- [AIM]
Repeat the records in full and exactly, omitting pictures.

• • • • •

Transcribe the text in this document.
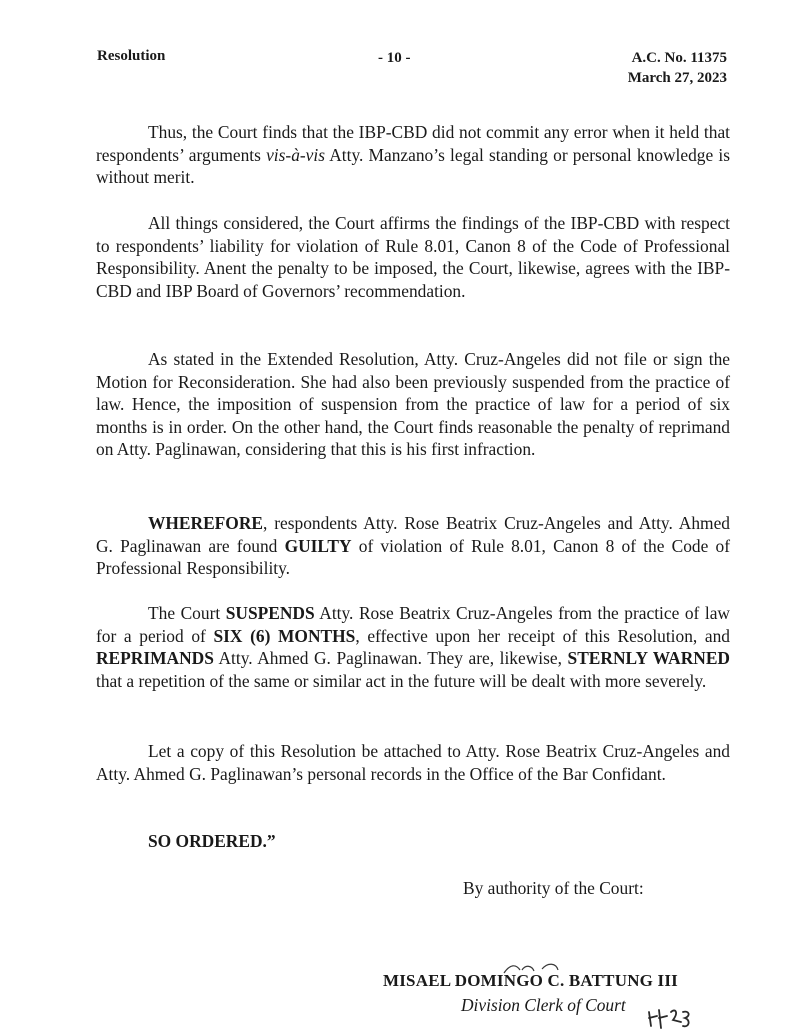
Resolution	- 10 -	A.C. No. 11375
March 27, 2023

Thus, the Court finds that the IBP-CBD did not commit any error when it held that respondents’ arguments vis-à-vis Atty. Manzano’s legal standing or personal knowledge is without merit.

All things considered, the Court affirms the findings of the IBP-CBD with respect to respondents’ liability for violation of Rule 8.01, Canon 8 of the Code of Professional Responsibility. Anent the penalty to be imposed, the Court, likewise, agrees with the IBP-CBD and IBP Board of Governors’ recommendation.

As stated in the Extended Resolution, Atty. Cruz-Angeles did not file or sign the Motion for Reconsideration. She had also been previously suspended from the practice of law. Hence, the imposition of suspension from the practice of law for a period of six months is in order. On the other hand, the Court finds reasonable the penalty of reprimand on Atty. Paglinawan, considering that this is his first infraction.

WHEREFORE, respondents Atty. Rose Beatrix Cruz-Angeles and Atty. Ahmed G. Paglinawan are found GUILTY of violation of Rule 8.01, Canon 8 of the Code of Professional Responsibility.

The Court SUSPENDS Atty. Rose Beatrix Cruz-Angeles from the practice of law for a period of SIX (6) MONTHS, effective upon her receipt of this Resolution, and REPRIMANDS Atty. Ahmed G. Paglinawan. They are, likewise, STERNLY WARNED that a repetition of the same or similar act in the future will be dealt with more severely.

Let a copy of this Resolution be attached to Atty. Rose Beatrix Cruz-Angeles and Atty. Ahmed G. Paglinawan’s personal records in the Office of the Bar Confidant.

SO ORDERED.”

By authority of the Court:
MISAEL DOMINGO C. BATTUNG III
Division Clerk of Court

• • • • •

- [RESULT]
Transcribe the text in this document.
Resolution	- 10 -	A.C. No. 11375
March 27, 2023

Thus, the Court finds that the IBP-CBD did not commit any error when it held that respondents’ arguments vis-à-vis Atty. Manzano’s legal standing or personal knowledge is without merit.

All things considered, the Court affirms the findings of the IBP-CBD with respect to respondents’ liability for violation of Rule 8.01, Canon 8 of the Code of Professional Responsibility. Anent the penalty to be imposed, the Court, likewise, agrees with the IBP-CBD and IBP Board of Governors’ recommendation.

As stated in the Extended Resolution, Atty. Cruz-Angeles did not file or sign the Motion for Reconsideration. She had also been previously suspended from the practice of law. Hence, the imposition of suspension from the practice of law for a period of six months is in order. On the other hand, the Court finds reasonable the penalty of reprimand on Atty. Paglinawan, considering that this is his first infraction.

WHEREFORE, respondents Atty. Rose Beatrix Cruz-Angeles and Atty. Ahmed G. Paglinawan are found GUILTY of violation of Rule 8.01, Canon 8 of the Code of Professional Responsibility.

The Court SUSPENDS Atty. Rose Beatrix Cruz-Angeles from the practice of law for a period of SIX (6) MONTHS, effective upon her receipt of this Resolution, and REPRIMANDS Atty. Ahmed G. Paglinawan. They are, likewise, STERNLY WARNED that a repetition of the same or similar act in the future will be dealt with more severely.

Let a copy of this Resolution be attached to Atty. Rose Beatrix Cruz-Angeles and Atty. Ahmed G. Paglinawan’s personal records in the Office of the Bar Confidant.

SO ORDERED.”

By authority of the Court:
MISAEL DOMINGO C. BATTUNG III
Division Clerk of Court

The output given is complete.